◆ Work to be completed: Filter the entries and keep only the lines where the string "bottom" appears.

◆ Recorded data:
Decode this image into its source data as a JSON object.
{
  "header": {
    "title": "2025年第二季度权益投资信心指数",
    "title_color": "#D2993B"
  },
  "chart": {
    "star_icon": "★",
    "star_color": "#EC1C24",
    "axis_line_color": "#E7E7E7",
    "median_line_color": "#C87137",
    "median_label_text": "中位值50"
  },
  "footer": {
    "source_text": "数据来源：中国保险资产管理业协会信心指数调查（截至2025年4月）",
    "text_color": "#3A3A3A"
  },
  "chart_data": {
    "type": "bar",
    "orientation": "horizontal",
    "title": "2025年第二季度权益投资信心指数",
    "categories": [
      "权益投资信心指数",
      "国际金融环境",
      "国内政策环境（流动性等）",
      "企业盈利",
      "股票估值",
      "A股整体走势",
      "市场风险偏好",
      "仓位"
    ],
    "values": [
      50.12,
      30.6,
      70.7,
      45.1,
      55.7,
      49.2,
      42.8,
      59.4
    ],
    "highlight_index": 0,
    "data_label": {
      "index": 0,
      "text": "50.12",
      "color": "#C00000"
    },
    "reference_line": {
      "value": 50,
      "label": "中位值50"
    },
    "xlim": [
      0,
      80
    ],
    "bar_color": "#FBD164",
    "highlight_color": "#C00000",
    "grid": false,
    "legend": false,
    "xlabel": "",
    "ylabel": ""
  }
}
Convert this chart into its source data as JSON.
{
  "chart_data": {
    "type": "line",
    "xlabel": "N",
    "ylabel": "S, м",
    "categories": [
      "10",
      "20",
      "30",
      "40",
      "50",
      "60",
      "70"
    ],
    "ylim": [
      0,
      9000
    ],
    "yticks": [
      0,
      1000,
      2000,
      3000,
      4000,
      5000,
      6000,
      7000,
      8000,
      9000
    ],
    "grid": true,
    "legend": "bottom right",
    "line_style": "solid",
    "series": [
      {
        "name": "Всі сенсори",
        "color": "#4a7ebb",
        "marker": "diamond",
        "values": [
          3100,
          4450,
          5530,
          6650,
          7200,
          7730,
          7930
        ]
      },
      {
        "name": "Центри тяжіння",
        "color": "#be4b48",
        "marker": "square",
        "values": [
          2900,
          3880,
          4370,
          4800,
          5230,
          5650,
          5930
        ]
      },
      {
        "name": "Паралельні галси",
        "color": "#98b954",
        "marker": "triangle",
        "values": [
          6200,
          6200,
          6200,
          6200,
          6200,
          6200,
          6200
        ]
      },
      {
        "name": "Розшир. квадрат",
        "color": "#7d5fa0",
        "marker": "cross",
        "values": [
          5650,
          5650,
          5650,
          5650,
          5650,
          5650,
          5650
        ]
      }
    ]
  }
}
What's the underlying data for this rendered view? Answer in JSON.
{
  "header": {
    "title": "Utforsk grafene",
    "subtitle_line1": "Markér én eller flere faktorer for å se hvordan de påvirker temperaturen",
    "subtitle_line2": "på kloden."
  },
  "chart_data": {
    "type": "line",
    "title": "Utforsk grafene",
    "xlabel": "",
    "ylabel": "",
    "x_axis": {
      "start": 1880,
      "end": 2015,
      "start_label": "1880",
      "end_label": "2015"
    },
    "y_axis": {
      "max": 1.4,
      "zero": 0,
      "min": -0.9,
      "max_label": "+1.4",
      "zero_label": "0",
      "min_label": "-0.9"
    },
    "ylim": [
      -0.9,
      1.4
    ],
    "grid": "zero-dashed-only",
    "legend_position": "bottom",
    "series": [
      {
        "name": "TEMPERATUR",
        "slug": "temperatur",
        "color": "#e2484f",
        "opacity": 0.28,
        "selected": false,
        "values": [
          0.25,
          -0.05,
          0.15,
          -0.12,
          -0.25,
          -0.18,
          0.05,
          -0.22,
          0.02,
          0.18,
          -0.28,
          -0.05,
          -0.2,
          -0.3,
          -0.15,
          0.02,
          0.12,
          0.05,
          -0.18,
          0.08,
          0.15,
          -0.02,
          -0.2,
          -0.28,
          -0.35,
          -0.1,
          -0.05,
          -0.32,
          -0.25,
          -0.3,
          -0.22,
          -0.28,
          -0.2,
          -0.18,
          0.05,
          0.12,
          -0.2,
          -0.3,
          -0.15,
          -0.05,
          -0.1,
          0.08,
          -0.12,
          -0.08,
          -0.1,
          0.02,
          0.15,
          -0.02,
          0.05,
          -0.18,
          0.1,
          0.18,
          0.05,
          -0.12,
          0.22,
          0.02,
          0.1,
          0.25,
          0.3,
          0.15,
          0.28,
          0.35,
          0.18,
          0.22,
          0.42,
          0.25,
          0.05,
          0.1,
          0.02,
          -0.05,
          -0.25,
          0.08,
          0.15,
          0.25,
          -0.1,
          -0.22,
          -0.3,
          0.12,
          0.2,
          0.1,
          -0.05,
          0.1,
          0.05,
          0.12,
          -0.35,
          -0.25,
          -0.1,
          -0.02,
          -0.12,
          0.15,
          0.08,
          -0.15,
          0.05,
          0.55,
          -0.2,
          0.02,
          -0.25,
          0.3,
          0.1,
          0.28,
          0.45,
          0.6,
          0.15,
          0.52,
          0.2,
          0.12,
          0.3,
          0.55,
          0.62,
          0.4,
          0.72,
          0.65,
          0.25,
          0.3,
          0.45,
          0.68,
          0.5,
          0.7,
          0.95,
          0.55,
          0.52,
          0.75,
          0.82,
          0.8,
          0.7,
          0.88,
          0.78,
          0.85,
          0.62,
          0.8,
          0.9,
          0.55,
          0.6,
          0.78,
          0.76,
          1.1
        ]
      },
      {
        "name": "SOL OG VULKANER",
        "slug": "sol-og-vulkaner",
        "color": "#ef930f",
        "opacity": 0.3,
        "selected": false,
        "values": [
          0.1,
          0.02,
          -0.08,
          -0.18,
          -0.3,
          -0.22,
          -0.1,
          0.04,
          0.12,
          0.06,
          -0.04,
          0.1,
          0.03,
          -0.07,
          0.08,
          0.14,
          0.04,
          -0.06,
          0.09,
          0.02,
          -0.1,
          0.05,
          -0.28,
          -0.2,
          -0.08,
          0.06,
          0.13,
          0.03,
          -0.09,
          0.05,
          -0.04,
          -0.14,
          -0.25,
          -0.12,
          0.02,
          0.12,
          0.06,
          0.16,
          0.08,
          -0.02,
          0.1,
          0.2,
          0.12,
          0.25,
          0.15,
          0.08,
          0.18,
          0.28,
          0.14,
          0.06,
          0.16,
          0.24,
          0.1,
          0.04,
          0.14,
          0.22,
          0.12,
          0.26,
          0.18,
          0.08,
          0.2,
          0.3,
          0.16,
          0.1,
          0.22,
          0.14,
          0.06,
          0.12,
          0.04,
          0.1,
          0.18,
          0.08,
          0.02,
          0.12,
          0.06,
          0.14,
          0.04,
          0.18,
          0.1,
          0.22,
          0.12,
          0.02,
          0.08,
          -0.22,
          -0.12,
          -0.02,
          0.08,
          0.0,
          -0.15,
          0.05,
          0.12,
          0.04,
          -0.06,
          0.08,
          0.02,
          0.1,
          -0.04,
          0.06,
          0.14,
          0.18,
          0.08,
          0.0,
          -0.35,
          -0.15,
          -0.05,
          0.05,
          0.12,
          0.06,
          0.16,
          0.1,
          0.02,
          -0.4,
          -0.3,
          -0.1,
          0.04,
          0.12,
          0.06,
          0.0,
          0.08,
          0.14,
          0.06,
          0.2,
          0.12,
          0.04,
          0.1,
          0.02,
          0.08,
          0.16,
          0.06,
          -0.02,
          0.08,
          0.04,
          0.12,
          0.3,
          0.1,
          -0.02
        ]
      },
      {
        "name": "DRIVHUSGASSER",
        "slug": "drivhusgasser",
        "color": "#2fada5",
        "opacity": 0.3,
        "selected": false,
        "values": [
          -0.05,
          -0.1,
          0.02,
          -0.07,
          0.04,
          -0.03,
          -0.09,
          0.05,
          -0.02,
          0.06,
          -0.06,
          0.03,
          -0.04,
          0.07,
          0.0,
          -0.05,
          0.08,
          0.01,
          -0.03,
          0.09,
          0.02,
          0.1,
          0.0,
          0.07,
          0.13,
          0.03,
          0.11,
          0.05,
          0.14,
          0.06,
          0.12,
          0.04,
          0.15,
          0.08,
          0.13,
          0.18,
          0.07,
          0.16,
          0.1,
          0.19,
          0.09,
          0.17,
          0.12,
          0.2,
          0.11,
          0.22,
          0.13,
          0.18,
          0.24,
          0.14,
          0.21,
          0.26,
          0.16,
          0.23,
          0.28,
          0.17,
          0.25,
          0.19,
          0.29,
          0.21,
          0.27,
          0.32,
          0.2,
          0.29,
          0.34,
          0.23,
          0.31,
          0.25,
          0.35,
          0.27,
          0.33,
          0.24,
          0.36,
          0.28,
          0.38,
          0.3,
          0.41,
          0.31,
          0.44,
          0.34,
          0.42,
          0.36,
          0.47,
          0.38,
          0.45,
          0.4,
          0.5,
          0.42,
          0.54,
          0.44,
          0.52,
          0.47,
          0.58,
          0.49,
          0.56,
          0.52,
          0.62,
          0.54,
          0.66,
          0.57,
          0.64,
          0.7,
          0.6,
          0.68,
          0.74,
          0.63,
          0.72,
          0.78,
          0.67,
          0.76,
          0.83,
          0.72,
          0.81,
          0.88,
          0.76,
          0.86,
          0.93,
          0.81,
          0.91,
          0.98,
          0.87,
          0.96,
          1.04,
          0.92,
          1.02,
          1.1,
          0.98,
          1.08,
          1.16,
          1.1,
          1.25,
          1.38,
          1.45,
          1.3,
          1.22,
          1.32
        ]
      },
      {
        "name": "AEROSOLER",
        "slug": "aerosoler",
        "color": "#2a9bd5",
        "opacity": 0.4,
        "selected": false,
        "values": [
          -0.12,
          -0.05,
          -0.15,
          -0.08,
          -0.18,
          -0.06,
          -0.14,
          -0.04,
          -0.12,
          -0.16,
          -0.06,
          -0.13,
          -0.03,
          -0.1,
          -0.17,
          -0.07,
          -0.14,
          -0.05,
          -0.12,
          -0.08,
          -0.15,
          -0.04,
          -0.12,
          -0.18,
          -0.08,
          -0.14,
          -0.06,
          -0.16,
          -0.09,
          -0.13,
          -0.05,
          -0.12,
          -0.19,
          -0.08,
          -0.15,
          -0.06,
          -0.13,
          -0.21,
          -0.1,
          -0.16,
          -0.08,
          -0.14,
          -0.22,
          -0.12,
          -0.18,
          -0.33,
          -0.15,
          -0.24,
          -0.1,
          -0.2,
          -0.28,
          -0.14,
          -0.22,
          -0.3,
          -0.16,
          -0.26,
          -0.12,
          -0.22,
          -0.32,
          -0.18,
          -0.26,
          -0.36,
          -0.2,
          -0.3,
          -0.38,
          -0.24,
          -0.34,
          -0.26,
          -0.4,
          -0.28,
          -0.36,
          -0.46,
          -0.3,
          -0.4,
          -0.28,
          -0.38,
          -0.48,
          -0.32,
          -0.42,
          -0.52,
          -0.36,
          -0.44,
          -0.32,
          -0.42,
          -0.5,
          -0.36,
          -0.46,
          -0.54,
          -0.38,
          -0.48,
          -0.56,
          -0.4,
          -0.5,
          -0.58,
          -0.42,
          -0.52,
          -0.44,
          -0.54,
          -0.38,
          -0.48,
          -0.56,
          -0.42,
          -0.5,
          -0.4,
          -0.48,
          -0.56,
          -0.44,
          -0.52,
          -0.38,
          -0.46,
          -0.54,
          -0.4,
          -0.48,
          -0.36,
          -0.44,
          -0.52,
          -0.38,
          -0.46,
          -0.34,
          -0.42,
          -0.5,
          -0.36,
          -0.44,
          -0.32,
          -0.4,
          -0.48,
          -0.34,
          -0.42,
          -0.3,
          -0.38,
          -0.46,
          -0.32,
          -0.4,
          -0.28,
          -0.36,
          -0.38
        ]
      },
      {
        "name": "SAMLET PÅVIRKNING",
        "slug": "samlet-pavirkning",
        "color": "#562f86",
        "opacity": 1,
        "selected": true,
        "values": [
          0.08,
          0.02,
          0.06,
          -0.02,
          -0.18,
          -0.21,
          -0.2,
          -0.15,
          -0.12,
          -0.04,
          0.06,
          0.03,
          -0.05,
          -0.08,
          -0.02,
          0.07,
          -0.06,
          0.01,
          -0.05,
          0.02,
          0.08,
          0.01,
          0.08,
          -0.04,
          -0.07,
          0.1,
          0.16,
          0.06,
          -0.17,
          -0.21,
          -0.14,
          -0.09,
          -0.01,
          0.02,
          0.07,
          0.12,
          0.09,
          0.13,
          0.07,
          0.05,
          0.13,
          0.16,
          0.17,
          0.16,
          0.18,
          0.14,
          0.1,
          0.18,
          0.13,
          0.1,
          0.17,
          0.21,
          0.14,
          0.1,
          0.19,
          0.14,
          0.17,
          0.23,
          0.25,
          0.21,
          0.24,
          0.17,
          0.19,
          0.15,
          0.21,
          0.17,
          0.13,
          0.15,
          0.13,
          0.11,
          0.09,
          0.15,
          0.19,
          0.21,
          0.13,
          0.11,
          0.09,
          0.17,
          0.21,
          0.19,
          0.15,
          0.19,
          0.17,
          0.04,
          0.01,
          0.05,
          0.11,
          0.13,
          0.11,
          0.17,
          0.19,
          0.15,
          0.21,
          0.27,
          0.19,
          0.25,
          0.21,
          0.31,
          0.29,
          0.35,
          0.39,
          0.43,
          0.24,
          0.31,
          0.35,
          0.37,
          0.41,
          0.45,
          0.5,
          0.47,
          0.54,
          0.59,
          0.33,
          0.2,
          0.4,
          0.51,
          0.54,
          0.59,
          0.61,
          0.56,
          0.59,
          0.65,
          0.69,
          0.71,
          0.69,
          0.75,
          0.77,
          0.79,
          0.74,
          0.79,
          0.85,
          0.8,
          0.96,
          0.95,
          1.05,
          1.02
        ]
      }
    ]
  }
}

◆ Answer in full:
    "legend": "bottom right",
    "legend_position": "bottom",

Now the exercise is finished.